- Stated exercise -
Edit the lines from the first one through the line containing "section-divider [424,439,1694,440]": swap "BORROW.POSITIONS" for "LOAN.POSITIONS" and keep every other detail the same.

##### Provided data #####

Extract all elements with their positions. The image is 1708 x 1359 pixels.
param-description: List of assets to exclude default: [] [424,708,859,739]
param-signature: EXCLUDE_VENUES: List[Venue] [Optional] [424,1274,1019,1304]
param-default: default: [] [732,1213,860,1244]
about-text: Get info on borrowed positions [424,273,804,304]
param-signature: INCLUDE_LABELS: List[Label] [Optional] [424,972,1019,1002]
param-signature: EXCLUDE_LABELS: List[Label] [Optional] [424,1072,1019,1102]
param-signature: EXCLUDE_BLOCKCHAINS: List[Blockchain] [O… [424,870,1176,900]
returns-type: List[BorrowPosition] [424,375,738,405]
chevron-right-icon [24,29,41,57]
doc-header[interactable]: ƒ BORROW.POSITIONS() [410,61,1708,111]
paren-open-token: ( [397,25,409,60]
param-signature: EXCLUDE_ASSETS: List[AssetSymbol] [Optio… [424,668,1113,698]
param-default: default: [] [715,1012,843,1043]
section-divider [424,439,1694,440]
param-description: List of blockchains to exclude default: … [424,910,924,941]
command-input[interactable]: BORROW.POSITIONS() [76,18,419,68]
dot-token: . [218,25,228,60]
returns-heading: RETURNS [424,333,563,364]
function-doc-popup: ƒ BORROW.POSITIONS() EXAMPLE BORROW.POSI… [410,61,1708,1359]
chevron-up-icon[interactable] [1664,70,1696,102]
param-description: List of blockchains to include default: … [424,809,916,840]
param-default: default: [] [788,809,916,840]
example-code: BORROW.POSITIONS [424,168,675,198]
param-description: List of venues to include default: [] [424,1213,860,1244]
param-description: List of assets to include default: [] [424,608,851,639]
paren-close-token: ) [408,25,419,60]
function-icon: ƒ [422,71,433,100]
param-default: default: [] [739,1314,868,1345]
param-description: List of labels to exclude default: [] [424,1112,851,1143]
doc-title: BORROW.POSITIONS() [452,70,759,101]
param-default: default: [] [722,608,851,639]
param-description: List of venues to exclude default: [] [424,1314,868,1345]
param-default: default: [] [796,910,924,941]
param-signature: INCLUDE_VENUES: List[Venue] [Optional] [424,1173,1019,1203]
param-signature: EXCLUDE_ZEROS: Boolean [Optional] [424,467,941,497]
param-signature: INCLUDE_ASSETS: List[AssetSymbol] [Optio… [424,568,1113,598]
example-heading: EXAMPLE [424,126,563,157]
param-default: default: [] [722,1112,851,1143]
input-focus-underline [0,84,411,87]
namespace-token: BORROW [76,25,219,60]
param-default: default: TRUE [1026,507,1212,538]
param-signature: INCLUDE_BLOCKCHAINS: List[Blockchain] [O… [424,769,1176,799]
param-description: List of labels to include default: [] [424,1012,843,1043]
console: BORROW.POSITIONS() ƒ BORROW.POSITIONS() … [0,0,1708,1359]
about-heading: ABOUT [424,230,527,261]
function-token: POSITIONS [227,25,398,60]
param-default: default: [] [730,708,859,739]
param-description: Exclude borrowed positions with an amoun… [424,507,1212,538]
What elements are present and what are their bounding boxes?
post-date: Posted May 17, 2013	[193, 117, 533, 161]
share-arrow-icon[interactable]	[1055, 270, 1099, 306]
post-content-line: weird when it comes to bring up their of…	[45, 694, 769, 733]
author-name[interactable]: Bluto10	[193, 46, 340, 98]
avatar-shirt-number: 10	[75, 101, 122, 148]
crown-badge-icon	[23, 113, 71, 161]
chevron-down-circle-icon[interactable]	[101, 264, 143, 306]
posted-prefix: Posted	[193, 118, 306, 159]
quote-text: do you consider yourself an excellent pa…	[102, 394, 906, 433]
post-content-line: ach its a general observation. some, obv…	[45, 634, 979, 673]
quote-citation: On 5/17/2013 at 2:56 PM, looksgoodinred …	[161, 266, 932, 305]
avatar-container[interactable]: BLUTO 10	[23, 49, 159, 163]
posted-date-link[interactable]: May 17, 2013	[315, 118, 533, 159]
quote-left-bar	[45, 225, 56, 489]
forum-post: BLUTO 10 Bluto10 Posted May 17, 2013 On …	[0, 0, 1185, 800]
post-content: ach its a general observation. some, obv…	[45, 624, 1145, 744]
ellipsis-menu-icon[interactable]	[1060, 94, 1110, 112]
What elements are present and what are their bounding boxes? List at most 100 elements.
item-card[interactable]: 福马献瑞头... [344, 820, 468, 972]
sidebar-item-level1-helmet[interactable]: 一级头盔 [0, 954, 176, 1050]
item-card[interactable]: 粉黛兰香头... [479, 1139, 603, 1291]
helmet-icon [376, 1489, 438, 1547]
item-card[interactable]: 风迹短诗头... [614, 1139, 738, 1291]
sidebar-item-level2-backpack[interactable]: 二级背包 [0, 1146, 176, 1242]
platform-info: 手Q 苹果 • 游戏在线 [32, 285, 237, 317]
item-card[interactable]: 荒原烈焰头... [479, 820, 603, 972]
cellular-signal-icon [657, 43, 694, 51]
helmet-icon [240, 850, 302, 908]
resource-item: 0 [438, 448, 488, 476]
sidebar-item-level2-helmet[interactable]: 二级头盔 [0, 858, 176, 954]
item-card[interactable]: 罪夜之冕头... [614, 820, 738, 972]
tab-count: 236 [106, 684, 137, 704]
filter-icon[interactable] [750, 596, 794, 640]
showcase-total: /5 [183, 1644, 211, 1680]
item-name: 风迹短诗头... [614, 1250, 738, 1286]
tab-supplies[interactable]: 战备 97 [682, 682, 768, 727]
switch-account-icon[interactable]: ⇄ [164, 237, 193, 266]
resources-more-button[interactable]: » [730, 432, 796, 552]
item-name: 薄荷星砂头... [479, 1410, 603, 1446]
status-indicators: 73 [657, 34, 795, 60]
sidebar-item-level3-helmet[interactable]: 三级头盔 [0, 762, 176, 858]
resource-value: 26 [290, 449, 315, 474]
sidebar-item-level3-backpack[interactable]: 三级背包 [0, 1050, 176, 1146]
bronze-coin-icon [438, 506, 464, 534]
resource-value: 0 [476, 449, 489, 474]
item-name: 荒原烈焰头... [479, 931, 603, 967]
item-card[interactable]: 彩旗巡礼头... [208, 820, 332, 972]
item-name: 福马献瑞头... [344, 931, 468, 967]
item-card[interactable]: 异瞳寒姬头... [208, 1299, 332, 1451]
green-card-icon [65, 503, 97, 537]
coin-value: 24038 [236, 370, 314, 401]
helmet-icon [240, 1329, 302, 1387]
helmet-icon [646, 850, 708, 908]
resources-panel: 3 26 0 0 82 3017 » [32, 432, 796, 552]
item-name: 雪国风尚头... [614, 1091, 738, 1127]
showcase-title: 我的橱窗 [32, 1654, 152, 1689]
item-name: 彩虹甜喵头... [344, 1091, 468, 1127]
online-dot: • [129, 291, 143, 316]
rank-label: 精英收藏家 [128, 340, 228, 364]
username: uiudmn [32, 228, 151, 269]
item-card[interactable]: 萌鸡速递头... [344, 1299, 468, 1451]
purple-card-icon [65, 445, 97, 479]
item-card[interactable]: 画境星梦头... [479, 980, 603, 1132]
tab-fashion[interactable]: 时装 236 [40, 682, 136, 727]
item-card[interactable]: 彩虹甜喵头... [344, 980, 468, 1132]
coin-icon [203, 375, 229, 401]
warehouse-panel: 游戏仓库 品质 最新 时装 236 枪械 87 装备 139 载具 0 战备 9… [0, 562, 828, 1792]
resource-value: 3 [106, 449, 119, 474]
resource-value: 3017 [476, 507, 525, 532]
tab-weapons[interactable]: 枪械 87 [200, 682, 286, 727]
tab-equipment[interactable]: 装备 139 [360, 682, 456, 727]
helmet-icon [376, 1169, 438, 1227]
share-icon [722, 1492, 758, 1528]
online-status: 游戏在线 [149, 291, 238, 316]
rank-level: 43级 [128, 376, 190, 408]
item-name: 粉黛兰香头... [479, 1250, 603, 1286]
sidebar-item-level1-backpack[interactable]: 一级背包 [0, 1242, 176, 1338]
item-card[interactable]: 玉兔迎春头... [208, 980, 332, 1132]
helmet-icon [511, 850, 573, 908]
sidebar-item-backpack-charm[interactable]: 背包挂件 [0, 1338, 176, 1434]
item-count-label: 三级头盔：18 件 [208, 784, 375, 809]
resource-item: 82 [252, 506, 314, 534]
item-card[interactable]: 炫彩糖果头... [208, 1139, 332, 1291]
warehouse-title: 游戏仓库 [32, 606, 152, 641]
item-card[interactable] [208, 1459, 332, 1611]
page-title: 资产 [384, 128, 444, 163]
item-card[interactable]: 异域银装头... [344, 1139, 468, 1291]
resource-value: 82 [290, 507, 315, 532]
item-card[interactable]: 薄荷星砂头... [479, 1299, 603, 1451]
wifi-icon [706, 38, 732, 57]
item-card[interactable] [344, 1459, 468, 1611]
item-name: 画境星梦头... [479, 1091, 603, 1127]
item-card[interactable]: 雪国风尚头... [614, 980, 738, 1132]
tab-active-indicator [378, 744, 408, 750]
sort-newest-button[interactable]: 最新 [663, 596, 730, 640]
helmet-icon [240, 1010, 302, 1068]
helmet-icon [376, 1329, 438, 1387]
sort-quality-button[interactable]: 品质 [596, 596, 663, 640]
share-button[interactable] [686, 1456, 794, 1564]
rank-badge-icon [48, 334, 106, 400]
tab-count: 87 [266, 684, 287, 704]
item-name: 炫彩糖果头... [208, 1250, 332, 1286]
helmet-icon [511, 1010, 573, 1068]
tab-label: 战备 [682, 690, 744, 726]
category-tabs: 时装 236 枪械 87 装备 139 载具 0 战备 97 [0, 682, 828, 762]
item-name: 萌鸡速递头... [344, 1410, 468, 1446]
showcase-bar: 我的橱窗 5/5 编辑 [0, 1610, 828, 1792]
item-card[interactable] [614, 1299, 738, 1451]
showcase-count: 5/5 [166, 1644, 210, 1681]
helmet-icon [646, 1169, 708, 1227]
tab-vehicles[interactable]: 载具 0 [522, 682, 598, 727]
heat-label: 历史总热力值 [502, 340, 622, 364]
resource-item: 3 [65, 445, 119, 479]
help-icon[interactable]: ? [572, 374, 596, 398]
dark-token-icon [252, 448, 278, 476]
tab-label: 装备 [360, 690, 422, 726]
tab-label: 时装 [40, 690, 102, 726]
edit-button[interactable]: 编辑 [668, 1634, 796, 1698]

#####

- Solution for this task -
Extract all elements with their positions. The image is 1708 x 1359 pixels.
param-description: List of assets to exclude default: [] [424,708,859,739]
param-signature: EXCLUDE_VENUES: List[Venue] [Optional] [424,1274,1019,1304]
param-default: default: [] [732,1213,860,1244]
about-text: Get info on borrowed positions [424,273,804,304]
param-signature: INCLUDE_LABELS: List[Label] [Optional] [424,972,1019,1002]
param-signature: EXCLUDE_LABELS: List[Label] [Optional] [424,1072,1019,1102]
param-signature: EXCLUDE_BLOCKCHAINS: List[Blockchain] [O… [424,870,1176,900]
returns-type: List[BorrowPosition] [424,375,738,405]
chevron-right-icon [24,29,41,57]
doc-header[interactable]: ƒ LOAN.POSITIONS() [410,61,1708,111]
paren-open-token: ( [397,25,409,60]
param-signature: EXCLUDE_ASSETS: List[AssetSymbol] [Optio… [424,668,1113,698]
param-default: default: [] [715,1012,843,1043]
section-divider [424,439,1694,440]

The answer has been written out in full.